_EXERCISE INSTRUCTIONS:_ In the records below, find each line with the word "regeln" and copy it.

_GIVEN INFORMATION:_
--- START ---
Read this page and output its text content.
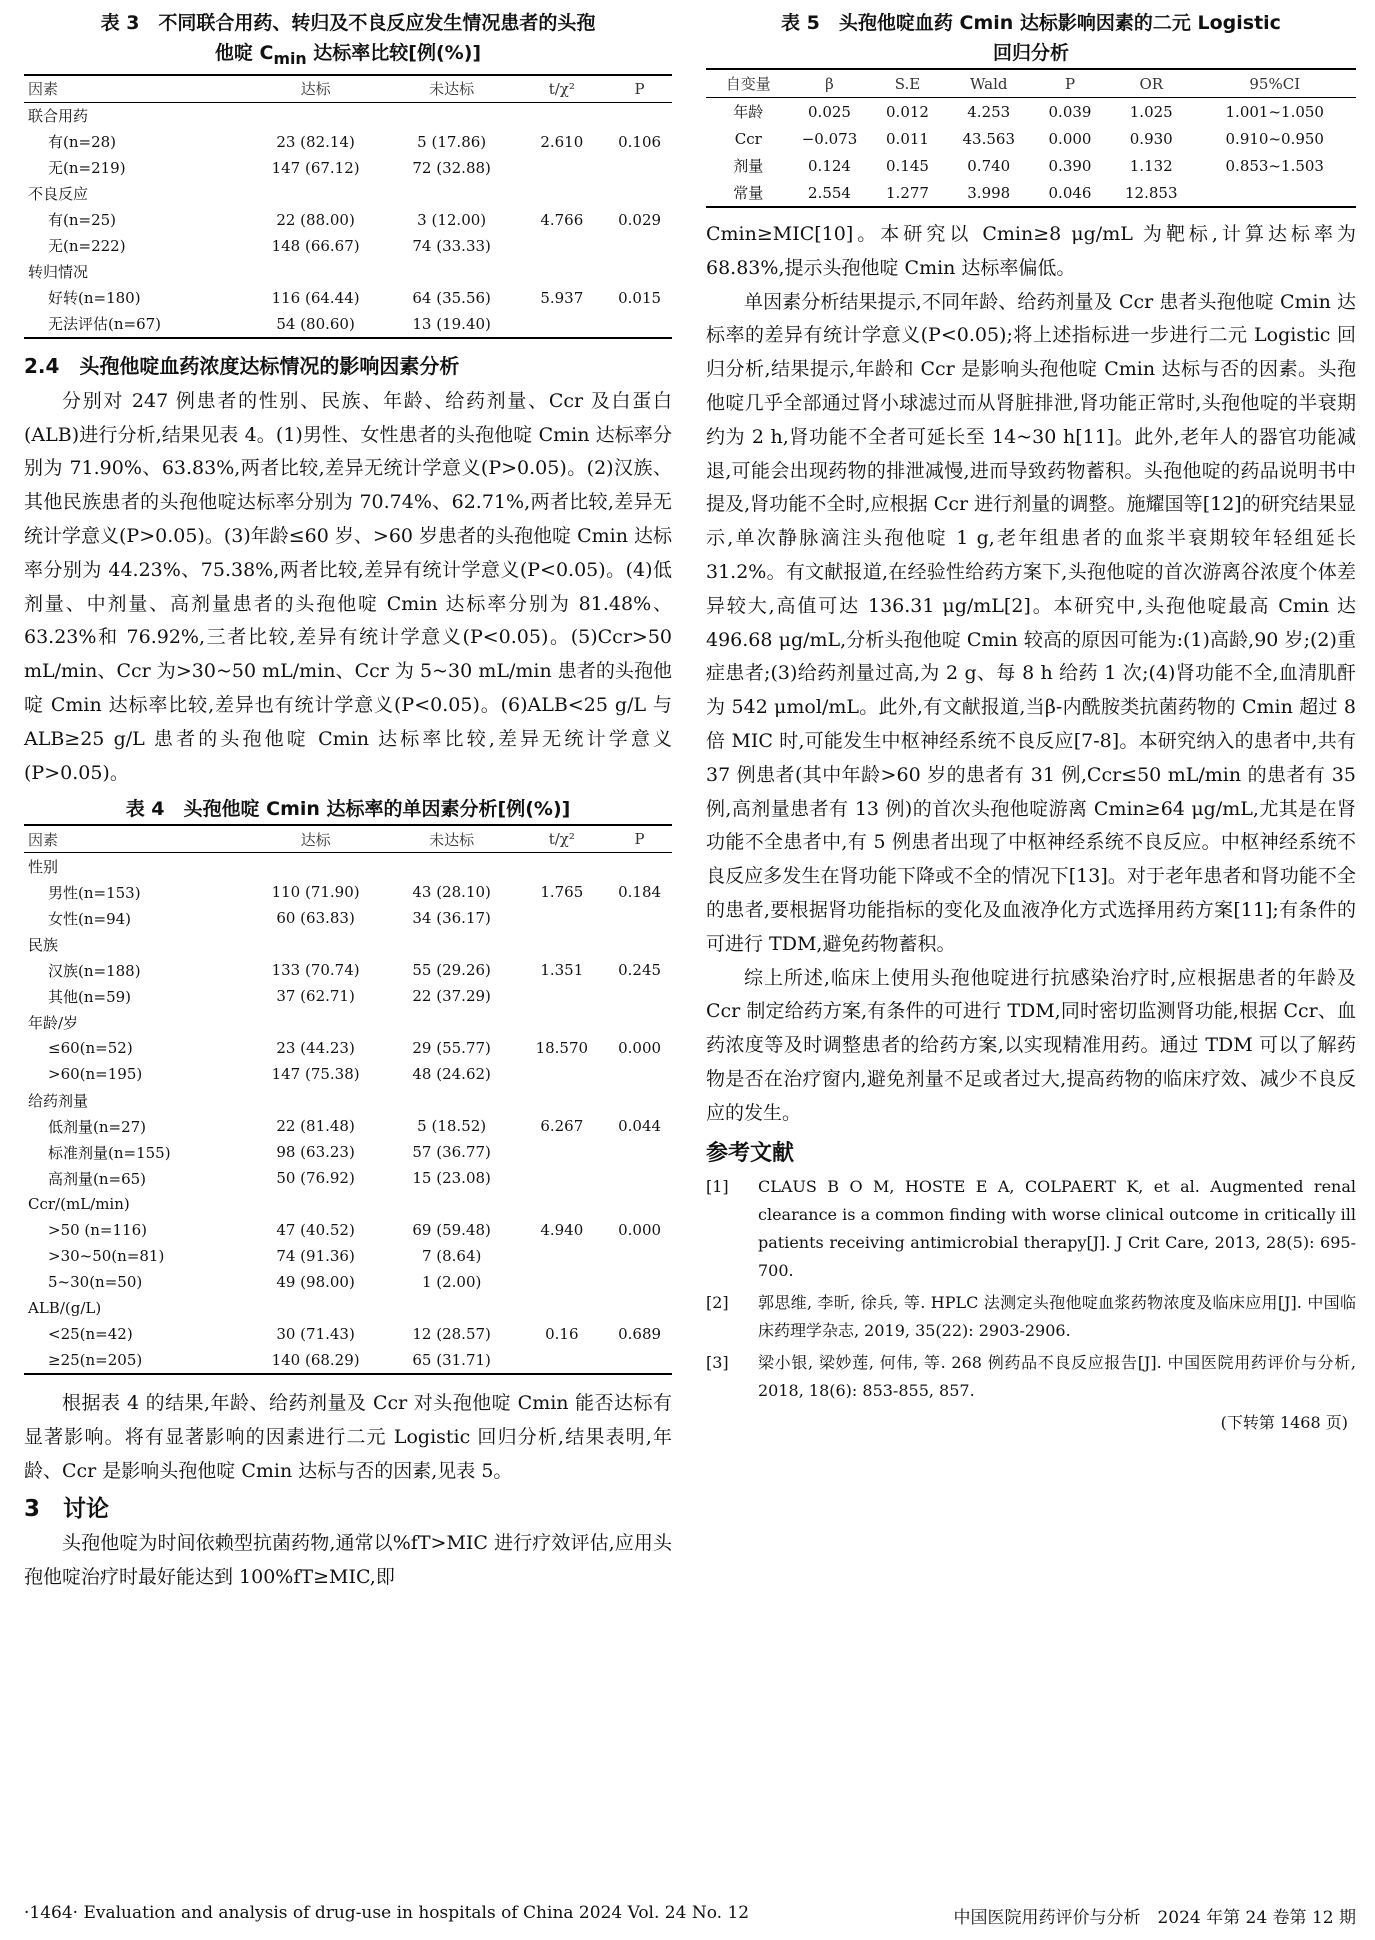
表 3　不同联合用药、转归及不良反应发生情况患者的头孢
他啶 $C_{min}$ 达标率比较[例(%)]

因素	达标	未达标	t/χ²	P
联合用药				
有(n=28)	23 (82.14)	5 (17.86)	2.610	0.106
无(n=219)	147 (67.12)	72 (32.88)		
不良反应				
有(n=25)	22 (88.00)	3 (12.00)	4.766	0.029
无(n=222)	148 (66.67)	74 (33.33)		
转归情况				
好转(n=180)	116 (64.44)	64 (35.56)	5.937	0.015
无法评估(n=67)	54 (80.60)	13 (19.40)		
2.4　头孢他啶血药浓度达标情况的影响因素分析

分别对 247 例患者的性别、民族、年龄、给药剂量、Ccr 及白蛋白(ALB)进行分析,结果见表 4。(1)男性、女性患者的头孢他啶 Cmin 达标率分别为 71.90%、63.83%,两者比较,差异无统计学意义(P>0.05)。(2)汉族、其他民族患者的头孢他啶达标率分别为 70.74%、62.71%,两者比较,差异无统计学意义(P>0.05)。(3)年龄≤60 岁、>60 岁患者的头孢他啶 Cmin 达标率分别为 44.23%、75.38%,两者比较,差异有统计学意义(P<0.05)。(4)低剂量、中剂量、高剂量患者的头孢他啶 Cmin 达标率分别为 81.48%、63.23%和 76.92%,三者比较,差异有统计学意义(P<0.05)。(5)Ccr>50 mL/min、Ccr 为>30~50 mL/min、Ccr 为 5~30 mL/min 患者的头孢他啶 Cmin 达标率比较,差异也有统计学意义(P<0.05)。(6)ALB<25 g/L 与 ALB≥25 g/L 患者的头孢他啶 Cmin 达标率比较,差异无统计学意义(P>0.05)。

表 4　头孢他啶 Cmin 达标率的单因素分析[例(%)]

因素	达标	未达标	t/χ²	P
性别				
男性(n=153)	110 (71.90)	43 (28.10)	1.765	0.184
女性(n=94)	60 (63.83)	34 (36.17)		
民族				
汉族(n=188)	133 (70.74)	55 (29.26)	1.351	0.245
其他(n=59)	37 (62.71)	22 (37.29)		
年龄/岁				
≤60(n=52)	23 (44.23)	29 (55.77)	18.570	0.000
>60(n=195)	147 (75.38)	48 (24.62)		
给药剂量				
低剂量(n=27)	22 (81.48)	5 (18.52)	6.267	0.044
标准剂量(n=155)	98 (63.23)	57 (36.77)		
高剂量(n=65)	50 (76.92)	15 (23.08)		
Ccr/(mL/min)				
>50 (n=116)	47 (40.52)	69 (59.48)	4.940	0.000
>30~50(n=81)	74 (91.36)	7 (8.64)		
5~30(n=50)	49 (98.00)	1 (2.00)		
ALB/(g/L)				
<25(n=42)	30 (71.43)	12 (28.57)	0.16	0.689
≥25(n=205)	140 (68.29)	65 (31.71)		

根据表 4 的结果,年龄、给药剂量及 Ccr 对头孢他啶 Cmin 能否达标有显著影响。将有显著影响的因素进行二元 Logistic 回归分析,结果表明,年龄、Ccr 是影响头孢他啶 Cmin 达标与否的因素,见表 5。

3　讨论

头孢他啶为时间依赖型抗菌药物,通常以%fT>MIC 进行疗效评估,应用头孢他啶治疗时最好能达到 100%fT≥MIC,即

表 5　头孢他啶血药 Cmin 达标影响因素的二元 Logistic
回归分析

自变量	β	S.E	Wald	P	OR	95%CI
年龄	0.025	0.012	4.253	0.039	1.025	1.001~1.050
Ccr	−0.073	0.011	43.563	0.000	0.930	0.910~0.950
剂量	0.124	0.145	0.740	0.390	1.132	0.853~1.503
常量	2.554	1.277	3.998	0.046	12.853	

Cmin≥MIC[10]。本研究以 Cmin≥8 μg/mL 为靶标,计算达标率为 68.83%,提示头孢他啶 Cmin 达标率偏低。

单因素分析结果提示,不同年龄、给药剂量及 Ccr 患者头孢他啶 Cmin 达标率的差异有统计学意义(P<0.05);将上述指标进一步进行二元 Logistic 回归分析,结果提示,年龄和 Ccr 是影响头孢他啶 Cmin 达标与否的因素。头孢他啶几乎全部通过肾小球滤过而从肾脏排泄,肾功能正常时,头孢他啶的半衰期约为 2 h,肾功能不全者可延长至 14~30 h[11]。此外,老年人的器官功能减退,可能会出现药物的排泄减慢,进而导致药物蓄积。头孢他啶的药品说明书中提及,肾功能不全时,应根据 Ccr 进行剂量的调整。施耀国等[12]的研究结果显示,单次静脉滴注头孢他啶 1 g,老年组患者的血浆半衰期较年轻组延长 31.2%。有文献报道,在经验性给药方案下,头孢他啶的首次游离谷浓度个体差异较大,高值可达 136.31 μg/mL[2]。本研究中,头孢他啶最高 Cmin 达 496.68 μg/mL,分析头孢他啶 Cmin 较高的原因可能为:(1)高龄,90 岁;(2)重症患者;(3)给药剂量过高,为 2 g、每 8 h 给药 1 次;(4)肾功能不全,血清肌酐为 542 μmol/mL。此外,有文献报道,当β-内酰胺类抗菌药物的 Cmin 超过 8 倍 MIC 时,可能发生中枢神经系统不良反应[7-8]。本研究纳入的患者中,共有 37 例患者(其中年龄>60 岁的患者有 31 例,Ccr≤50 mL/min 的患者有 35 例,高剂量患者有 13 例)的首次头孢他啶游离 Cmin≥64 μg/mL,尤其是在肾功能不全患者中,有 5 例患者出现了中枢神经系统不良反应。中枢神经系统不良反应多发生在肾功能下降或不全的情况下[13]。对于老年患者和肾功能不全的患者,要根据肾功能指标的变化及血液净化方式选择用药方案[11];有条件的可进行 TDM,避免药物蓄积。

综上所述,临床上使用头孢他啶进行抗感染治疗时,应根据患者的年龄及 Ccr 制定给药方案,有条件的可进行 TDM,同时密切监测肾功能,根据 Ccr、血药浓度等及时调整患者的给药方案,以实现精准用药。通过 TDM 可以了解药物是否在治疗窗内,避免剂量不足或者过大,提高药物的临床疗效、减少不良反应的发生。

参考文献
[1]	CLAUS B O M, HOSTE E A, COLPAERT K, et al. Augmented renal clearance is a common finding with worse clinical outcome in critically ill patients receiving antimicrobial therapy[J]. J Crit Care, 2013, 28(5): 695-700.
[2]	郭思维, 李昕, 徐兵, 等. HPLC 法测定头孢他啶血浆药物浓度及临床应用[J]. 中国临床药理学杂志, 2019, 35(22): 2903-2906.
[3]	梁小银, 梁妙莲, 何伟, 等. 268 例药品不良反应报告[J]. 中国医院用药评价与分析, 2018, 18(6): 853-855, 857.
(下转第 1468 页)
·1464· Evaluation and analysis of drug-use in hospitals of China 2024 Vol. 24 No. 12	中国医院用药评价与分析　2024 年第 24 卷第 12 期
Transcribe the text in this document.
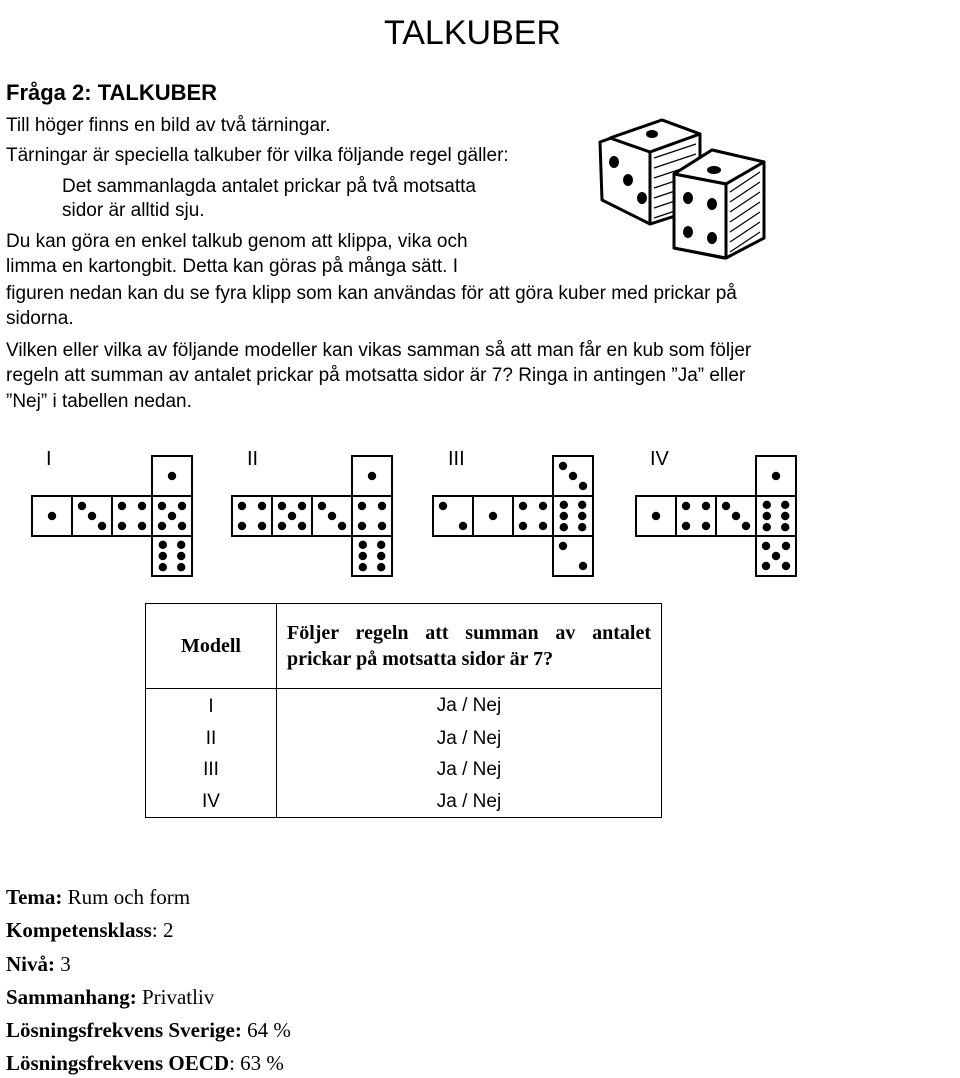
TALKUBER
Fråga 2: TALKUBER
Till höger finns en bild av två tärningar.
Tärningar är speciella talkuber för vilka följande regel gäller:
Det sammanlagda antalet prickar på två motsatta
sidor är alltid sju.
Du kan göra en enkel talkub genom att klippa, vika och
limma en kartongbit. Detta kan göras på många sätt. I
figuren nedan kan du se fyra klipp som kan användas för att göra kuber med prickar på
sidorna.
Vilken eller vilka av följande modeller kan vikas samman så att man får en kub som följer
regeln att summan av antalet prickar på motsatta sidor är 7? Ringa in antingen ”Ja” eller
”Nej” i tabellen nedan.
I	II	III	IV
Modell	Följer regeln att summan av antalet prickar på motsatta sidor är 7?
I	Ja / Nej
II	Ja / Nej
III	Ja / Nej
IV	Ja / Nej
Tema: Rum och form
Kompetensklass: 2
Nivå: 3
Sammanhang: Privatliv
Lösningsfrekvens Sverige: 64 %
Lösningsfrekvens OECD: 63 %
--- END ---
_TASK RESPONSE:_
regeln att summan av antalet prickar på motsatta sidor är 7? Ringa in antingen ”Ja” eller
Modell	Följer regeln att summan av antalet prickar på motsatta sidor är 7?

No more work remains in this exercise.